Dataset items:

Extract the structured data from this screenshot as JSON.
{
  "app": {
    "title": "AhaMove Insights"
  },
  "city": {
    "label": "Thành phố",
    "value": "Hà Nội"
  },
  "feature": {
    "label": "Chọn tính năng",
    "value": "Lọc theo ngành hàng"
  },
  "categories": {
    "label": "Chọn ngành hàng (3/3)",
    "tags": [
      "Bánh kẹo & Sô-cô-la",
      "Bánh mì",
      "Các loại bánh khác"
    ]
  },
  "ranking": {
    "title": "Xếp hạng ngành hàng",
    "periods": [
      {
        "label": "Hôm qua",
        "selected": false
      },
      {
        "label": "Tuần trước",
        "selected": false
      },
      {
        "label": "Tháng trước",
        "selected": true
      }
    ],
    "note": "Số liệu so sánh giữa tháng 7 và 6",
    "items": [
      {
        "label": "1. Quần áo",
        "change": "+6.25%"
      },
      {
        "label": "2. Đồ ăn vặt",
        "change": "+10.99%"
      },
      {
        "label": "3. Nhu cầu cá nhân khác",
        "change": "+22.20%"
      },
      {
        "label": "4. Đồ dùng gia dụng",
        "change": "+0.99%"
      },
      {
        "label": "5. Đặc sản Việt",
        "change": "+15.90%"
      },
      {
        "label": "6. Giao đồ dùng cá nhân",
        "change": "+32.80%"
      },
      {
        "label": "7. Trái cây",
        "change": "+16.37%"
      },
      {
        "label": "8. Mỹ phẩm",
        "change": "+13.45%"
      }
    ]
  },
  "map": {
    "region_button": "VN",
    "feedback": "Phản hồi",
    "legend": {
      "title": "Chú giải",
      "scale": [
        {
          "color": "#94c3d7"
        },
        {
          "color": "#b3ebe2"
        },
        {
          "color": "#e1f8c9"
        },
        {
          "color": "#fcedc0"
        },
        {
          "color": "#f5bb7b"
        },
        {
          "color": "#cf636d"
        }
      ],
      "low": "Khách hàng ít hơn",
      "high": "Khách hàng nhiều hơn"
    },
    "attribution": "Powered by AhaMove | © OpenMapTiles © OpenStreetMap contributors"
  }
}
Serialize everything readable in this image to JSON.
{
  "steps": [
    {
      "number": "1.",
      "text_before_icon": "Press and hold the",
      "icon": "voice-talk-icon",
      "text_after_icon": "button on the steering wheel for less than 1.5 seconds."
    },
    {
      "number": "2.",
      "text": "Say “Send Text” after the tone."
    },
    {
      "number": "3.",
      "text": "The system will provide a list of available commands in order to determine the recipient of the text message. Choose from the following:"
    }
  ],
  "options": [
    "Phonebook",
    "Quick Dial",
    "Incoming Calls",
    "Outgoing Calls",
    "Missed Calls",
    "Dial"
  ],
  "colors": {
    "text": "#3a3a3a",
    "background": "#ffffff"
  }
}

YOUR TASK ▸ Transcribe every entry word for word.

THE COMPLETED TASK ▸
Extract the structured data from this screenshot as JSON.
{
  "app": {
    "title": "AhaMove Insights"
  },
  "city": {
    "label": "Thành phố",
    "value": "Hà Nội"
  },
  "feature": {
    "label": "Chọn tính năng",
    "value": "Lọc theo ngành hàng"
  },
  "categories": {
    "label": "Chọn ngành hàng (3/3)",
    "tags": [
      "Bánh kẹo & Sô-cô-la",
      "Bánh mì",
      "Các loại bánh khác"
    ]
  },
  "ranking": {
    "title": "Xếp hạng ngành hàng",
    "periods": [
      {
        "label": "Hôm qua",
        "selected": false
      },
      {
        "label": "Tuần trước",
        "selected": false
      },
      {
        "label": "Tháng trước",
        "selected": true
      }
    ],
    "note": "Số liệu so sánh giữa tháng 7 và 6",
    "items": [
      {
        "label": "1. Quần áo",
        "change": "+6.25%"
      },
      {
        "label": "2. Đồ ăn vặt",
        "change": "+10.99%"
      },
      {
        "label": "3. Nhu cầu cá nhân khác",
        "change": "+22.20%"
      },
      {
        "label": "4. Đồ dùng gia dụng",
        "change": "+0.99%"
      },
      {
        "label": "5. Đặc sản Việt",
        "change": "+15.90%"
      },
      {
        "label": "6. Giao đồ dùng cá nhân",
        "change": "+32.80%"
      },
      {
        "label": "7. Trái cây",
        "change": "+16.37%"
      },
      {
        "label": "8. Mỹ phẩm",
        "change": "+13.45%"
      }
    ]
  },
  "map": {
    "region_button": "VN",
    "feedback": "Phản hồi",
    "legend": {
      "title": "Chú giải",
      "scale": [
        {
          "color": "#94c3d7"
        },
        {
          "color": "#b3ebe2"
        },
        {
          "color": "#e1f8c9"
        },
        {
          "color": "#fcedc0"
        },
        {
          "color": "#f5bb7b"
        },
        {
          "color": "#cf636d"
        }
      ],
      "low": "Khách hàng ít hơn",
      "high": "Khách hàng nhiều hơn"
    },
    "attribution": "Powered by AhaMove | © OpenMapTiles © OpenStreetMap contributors"
  }
}
Serialize everything readable in this image to JSON.
{
  "steps": [
    {
      "number": "1.",
      "text_before_icon": "Press and hold the",
      "icon": "voice-talk-icon",
      "text_after_icon": "button on the steering wheel for less than 1.5 seconds."
    },
    {
      "number": "2.",
      "text": "Say “Send Text” after the tone."
    },
    {
      "number": "3.",
      "text": "The system will provide a list of available commands in order to determine the recipient of the text message. Choose from the following:"
    }
  ],
  "options": [
    "Phonebook",
    "Quick Dial",
    "Incoming Calls",
    "Outgoing Calls",
    "Missed Calls",
    "Dial"
  ],
  "colors": {
    "text": "#3a3a3a",
    "background": "#ffffff"
  }
}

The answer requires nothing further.